§ **Stated problem**
Check each line of the records below and collect those holding "object".

§ **Record extracts**

============

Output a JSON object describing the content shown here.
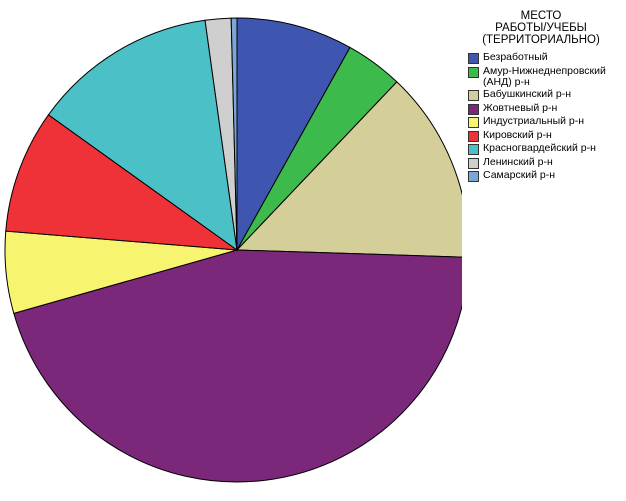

============

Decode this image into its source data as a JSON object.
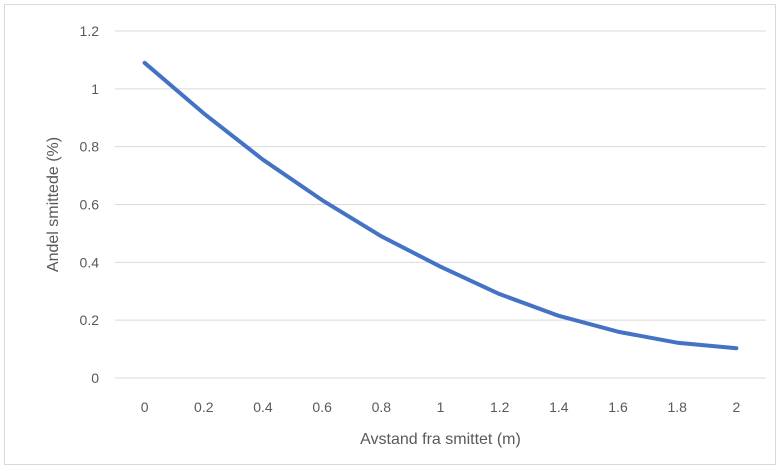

============

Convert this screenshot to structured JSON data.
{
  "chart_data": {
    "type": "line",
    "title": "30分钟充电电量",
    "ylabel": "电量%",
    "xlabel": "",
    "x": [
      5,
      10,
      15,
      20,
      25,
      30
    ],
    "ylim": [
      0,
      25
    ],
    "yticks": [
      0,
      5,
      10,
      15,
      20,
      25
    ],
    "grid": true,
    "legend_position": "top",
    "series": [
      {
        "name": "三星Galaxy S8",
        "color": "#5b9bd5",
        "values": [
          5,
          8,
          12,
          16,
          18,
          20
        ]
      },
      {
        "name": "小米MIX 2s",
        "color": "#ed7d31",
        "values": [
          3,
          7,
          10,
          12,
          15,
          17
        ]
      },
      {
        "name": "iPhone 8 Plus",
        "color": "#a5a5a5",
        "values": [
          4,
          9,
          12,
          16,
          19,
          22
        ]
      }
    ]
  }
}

============

§ **Reply to the exercise**
Output a JSON object describing the content shown here.
Decode this image into its source data as a JSON object.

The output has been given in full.